#### Data shown

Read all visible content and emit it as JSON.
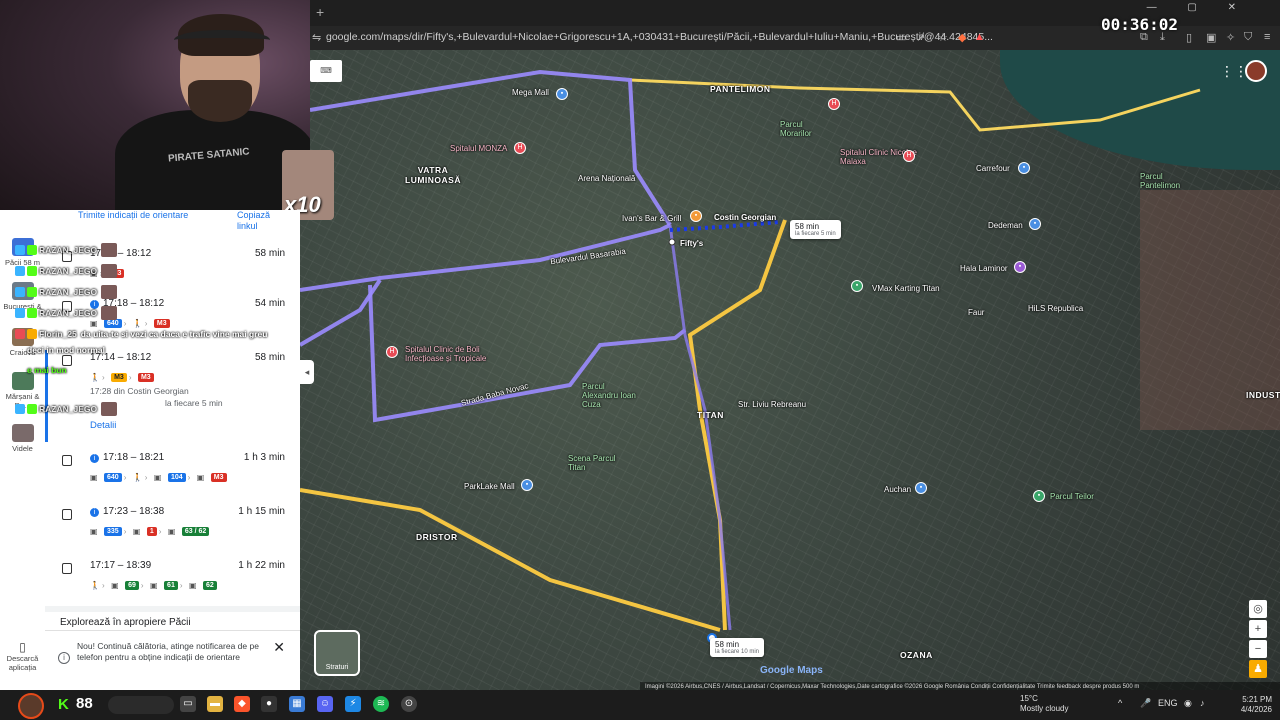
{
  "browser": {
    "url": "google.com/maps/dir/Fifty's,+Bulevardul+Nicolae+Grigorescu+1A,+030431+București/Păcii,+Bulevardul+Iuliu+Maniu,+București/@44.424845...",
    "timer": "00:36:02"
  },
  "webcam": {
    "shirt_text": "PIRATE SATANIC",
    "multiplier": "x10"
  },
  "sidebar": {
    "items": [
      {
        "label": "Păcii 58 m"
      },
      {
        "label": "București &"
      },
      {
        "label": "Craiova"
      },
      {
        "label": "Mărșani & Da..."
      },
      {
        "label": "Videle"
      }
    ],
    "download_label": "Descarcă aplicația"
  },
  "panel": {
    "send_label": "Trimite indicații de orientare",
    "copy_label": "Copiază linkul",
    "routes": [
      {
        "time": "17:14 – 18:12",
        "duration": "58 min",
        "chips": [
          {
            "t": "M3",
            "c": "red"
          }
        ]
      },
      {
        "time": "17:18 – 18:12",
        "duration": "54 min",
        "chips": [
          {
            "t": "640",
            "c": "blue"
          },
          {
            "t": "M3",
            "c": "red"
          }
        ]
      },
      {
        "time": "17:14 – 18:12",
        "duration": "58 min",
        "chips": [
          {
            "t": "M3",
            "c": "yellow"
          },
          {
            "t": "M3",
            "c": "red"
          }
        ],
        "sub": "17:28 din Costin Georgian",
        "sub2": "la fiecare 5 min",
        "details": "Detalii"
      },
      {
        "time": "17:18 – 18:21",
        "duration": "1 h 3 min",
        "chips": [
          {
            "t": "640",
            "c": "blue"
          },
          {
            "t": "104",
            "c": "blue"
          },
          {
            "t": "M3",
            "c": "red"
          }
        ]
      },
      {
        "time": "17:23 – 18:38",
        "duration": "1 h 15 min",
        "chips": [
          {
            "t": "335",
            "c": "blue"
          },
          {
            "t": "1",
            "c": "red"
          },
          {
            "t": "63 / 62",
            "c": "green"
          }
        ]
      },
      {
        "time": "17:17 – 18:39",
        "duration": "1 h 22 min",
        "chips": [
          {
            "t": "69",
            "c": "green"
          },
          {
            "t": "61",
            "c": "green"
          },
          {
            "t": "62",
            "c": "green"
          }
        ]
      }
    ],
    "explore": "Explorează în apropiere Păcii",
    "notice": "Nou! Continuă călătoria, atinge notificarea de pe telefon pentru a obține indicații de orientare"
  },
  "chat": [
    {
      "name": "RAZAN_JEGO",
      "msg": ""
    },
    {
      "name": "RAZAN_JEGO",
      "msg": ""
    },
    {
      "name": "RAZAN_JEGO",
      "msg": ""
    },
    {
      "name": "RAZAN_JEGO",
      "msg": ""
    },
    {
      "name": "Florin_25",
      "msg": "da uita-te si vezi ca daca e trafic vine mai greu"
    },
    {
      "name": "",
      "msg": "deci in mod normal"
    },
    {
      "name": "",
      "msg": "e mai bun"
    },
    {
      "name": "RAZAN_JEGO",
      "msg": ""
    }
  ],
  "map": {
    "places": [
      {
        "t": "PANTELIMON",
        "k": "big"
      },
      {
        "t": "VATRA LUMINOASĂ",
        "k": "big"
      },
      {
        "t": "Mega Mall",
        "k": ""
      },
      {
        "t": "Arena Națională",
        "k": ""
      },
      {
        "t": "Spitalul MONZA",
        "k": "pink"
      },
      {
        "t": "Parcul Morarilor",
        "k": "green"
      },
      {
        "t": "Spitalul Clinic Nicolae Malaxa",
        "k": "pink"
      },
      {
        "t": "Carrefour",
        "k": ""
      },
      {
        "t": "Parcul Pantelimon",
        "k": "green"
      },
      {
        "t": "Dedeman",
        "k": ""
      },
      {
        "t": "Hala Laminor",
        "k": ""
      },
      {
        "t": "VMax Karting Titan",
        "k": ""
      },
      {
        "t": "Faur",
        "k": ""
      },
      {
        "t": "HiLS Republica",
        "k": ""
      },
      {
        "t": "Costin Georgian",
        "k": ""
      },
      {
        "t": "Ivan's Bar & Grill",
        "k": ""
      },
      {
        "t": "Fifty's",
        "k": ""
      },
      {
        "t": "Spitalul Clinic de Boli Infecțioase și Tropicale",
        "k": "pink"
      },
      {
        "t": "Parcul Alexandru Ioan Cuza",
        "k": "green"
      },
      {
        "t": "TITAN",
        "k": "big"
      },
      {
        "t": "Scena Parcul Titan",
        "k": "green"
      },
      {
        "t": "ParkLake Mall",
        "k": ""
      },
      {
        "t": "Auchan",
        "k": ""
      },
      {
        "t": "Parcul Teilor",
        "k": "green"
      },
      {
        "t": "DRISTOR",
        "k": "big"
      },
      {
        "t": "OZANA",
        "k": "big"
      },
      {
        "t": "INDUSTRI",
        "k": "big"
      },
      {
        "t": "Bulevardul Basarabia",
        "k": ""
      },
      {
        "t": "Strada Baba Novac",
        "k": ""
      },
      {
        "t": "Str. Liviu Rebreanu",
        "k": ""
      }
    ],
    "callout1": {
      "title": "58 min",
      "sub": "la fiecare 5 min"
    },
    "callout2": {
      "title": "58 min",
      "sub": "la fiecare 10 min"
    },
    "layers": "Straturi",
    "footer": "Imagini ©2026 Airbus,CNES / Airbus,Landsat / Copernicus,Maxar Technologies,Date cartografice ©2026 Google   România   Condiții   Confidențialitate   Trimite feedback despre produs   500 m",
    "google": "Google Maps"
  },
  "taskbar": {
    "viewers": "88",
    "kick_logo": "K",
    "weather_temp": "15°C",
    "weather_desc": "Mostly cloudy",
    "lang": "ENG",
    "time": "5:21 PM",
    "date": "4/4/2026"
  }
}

########
#### Data shown

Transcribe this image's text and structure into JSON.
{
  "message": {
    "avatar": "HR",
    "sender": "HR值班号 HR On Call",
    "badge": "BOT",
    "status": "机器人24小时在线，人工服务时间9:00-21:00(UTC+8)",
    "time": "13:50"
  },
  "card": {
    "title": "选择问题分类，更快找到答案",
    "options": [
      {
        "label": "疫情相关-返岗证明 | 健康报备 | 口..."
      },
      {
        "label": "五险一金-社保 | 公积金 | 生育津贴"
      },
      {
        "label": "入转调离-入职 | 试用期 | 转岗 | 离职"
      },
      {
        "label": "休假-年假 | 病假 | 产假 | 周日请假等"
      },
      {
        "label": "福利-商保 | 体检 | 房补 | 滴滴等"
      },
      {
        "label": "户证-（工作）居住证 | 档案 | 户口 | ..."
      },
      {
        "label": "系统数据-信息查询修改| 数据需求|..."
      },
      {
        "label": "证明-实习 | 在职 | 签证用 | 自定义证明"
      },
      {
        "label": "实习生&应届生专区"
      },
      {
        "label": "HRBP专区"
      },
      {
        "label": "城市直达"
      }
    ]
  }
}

########
#### Data shown

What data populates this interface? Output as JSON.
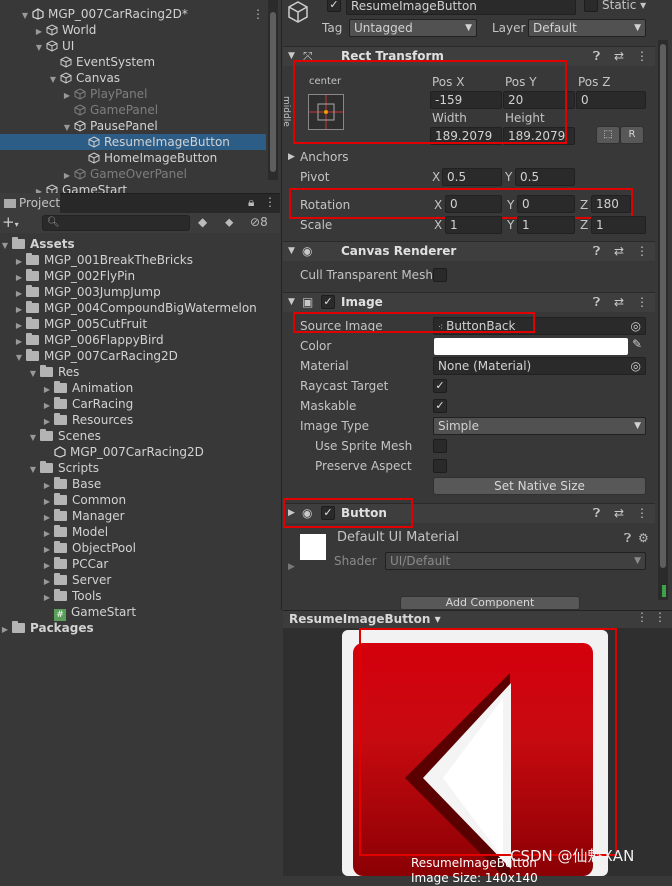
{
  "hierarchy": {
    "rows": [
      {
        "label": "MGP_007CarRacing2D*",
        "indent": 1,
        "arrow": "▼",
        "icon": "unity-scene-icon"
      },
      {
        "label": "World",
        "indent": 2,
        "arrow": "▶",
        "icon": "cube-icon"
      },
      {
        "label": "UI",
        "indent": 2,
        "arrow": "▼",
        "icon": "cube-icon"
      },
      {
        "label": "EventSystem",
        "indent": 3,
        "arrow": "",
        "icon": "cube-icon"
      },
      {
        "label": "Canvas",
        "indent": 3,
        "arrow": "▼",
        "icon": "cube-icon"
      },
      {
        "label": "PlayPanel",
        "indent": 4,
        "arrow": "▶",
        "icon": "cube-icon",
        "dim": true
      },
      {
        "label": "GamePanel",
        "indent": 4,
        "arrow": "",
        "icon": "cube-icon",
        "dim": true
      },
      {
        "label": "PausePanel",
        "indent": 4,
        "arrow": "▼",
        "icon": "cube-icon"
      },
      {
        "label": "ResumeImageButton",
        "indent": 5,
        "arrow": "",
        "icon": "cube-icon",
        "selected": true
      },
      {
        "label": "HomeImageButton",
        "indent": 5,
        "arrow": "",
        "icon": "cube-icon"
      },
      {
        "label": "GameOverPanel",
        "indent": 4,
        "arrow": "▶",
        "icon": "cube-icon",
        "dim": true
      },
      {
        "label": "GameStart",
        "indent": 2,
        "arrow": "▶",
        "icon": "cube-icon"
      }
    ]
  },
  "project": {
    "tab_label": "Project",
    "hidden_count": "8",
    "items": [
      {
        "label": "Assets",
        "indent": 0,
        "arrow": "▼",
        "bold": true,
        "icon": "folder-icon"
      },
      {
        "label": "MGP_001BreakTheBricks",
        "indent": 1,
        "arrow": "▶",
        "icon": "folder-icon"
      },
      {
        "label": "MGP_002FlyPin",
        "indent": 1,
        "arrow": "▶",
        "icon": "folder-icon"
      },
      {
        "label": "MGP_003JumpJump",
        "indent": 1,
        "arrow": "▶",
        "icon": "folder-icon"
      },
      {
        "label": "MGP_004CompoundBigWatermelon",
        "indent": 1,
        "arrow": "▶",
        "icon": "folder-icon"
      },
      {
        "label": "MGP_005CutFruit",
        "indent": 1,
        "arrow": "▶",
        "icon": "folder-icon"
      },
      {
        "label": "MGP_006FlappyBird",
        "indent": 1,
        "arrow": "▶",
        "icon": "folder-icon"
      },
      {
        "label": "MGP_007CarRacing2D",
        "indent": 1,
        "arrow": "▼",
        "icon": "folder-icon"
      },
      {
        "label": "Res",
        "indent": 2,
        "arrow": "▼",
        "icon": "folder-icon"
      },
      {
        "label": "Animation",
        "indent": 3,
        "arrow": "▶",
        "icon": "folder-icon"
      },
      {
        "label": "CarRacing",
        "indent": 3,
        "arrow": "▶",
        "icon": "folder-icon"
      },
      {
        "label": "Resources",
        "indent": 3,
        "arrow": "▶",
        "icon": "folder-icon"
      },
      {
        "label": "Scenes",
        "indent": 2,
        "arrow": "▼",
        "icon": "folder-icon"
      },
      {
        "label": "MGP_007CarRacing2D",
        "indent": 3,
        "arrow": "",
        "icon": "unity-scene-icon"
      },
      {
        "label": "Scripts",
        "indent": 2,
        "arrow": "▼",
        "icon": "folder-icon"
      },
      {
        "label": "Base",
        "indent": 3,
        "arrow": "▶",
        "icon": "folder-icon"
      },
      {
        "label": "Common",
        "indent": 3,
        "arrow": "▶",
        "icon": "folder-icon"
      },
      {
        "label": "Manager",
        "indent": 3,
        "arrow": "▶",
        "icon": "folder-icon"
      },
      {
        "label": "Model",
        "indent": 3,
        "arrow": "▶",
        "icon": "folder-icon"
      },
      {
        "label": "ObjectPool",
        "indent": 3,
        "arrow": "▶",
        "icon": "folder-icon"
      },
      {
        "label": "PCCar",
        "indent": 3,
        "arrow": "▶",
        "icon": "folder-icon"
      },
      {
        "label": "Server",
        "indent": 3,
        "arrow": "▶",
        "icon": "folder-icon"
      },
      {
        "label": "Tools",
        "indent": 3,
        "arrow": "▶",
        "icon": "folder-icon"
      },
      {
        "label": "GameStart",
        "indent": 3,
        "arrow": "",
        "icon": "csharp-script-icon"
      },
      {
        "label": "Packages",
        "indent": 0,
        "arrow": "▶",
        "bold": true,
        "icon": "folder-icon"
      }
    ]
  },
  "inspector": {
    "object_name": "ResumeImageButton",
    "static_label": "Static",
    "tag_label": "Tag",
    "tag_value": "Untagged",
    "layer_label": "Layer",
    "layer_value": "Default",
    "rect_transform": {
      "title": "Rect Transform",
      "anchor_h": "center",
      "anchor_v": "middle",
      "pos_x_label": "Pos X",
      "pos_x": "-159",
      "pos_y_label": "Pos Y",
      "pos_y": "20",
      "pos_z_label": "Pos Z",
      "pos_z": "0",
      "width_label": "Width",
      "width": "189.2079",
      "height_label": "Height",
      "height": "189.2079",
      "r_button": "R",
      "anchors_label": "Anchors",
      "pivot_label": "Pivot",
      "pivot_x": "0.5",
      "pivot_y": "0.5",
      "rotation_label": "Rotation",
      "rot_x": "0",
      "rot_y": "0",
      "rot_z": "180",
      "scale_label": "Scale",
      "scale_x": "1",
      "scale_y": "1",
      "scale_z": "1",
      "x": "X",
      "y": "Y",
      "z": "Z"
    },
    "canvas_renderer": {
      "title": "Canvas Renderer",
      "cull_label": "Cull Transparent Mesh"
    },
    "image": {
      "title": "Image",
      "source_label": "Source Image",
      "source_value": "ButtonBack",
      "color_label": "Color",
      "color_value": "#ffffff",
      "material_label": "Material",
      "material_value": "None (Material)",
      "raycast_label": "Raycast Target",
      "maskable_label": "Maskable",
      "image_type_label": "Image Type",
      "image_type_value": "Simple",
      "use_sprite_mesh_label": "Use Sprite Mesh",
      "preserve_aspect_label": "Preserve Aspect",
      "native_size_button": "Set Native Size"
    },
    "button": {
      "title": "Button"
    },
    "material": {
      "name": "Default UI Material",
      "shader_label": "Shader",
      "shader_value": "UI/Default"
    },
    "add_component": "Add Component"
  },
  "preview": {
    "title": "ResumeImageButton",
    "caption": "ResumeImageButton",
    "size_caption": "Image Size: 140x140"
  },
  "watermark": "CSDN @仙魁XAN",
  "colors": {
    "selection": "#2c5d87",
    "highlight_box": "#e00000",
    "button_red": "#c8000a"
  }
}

########

● What the task requires:
Copy out every line in the entries above that holds "Mesh".

● Solution below:
      "cull_label": "Cull Transparent Mesh"
      "use_sprite_mesh_label": "Use Sprite Mesh",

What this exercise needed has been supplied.